[What is needed]
Count how many lines in this material contain "floor". The answer is that number alone.

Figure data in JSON
##########

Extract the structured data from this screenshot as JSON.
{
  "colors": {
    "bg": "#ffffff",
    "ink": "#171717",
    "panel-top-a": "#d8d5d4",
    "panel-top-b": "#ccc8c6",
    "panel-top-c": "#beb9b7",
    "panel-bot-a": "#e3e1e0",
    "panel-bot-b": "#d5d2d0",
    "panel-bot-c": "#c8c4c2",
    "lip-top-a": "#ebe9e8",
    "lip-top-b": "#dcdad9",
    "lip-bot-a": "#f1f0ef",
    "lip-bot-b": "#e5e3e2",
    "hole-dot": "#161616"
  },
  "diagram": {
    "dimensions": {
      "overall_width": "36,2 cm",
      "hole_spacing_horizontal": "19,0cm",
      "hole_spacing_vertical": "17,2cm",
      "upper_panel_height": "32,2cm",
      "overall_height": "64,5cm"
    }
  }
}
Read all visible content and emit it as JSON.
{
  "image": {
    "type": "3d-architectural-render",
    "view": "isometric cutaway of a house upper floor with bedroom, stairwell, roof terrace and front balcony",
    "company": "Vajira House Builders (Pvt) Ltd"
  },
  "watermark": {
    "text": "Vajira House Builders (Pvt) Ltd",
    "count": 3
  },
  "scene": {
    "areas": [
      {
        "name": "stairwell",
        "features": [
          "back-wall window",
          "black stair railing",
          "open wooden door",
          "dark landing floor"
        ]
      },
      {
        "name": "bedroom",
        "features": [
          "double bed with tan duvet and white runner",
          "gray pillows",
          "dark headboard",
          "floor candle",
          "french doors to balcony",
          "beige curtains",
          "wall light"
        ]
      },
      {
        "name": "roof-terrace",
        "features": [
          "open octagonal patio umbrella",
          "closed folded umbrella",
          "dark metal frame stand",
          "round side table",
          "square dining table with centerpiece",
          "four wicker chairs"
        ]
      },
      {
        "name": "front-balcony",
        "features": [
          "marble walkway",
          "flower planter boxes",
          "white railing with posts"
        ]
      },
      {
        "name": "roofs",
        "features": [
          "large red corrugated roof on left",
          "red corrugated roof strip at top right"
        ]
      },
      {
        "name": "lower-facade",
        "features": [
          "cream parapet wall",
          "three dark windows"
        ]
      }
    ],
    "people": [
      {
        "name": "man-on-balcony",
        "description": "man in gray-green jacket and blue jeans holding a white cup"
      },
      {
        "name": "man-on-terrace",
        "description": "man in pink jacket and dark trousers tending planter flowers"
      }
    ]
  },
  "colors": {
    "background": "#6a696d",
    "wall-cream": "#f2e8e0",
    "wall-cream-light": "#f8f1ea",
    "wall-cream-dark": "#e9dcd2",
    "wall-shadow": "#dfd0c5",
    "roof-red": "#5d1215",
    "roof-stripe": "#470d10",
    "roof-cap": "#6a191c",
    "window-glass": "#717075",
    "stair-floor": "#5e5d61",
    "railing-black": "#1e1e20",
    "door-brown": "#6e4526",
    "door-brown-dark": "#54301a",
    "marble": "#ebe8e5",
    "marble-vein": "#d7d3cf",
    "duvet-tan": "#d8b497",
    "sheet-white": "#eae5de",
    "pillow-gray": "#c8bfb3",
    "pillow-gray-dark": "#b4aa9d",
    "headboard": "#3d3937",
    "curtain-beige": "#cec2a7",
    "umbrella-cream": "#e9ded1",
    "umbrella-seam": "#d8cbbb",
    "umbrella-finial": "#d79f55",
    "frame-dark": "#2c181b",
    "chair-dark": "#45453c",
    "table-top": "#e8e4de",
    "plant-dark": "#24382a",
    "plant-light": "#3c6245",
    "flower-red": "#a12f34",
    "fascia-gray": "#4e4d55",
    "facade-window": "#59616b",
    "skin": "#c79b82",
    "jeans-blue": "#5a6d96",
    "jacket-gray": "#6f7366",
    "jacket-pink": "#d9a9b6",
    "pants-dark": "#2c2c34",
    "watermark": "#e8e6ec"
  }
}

##########

[The completed task]
4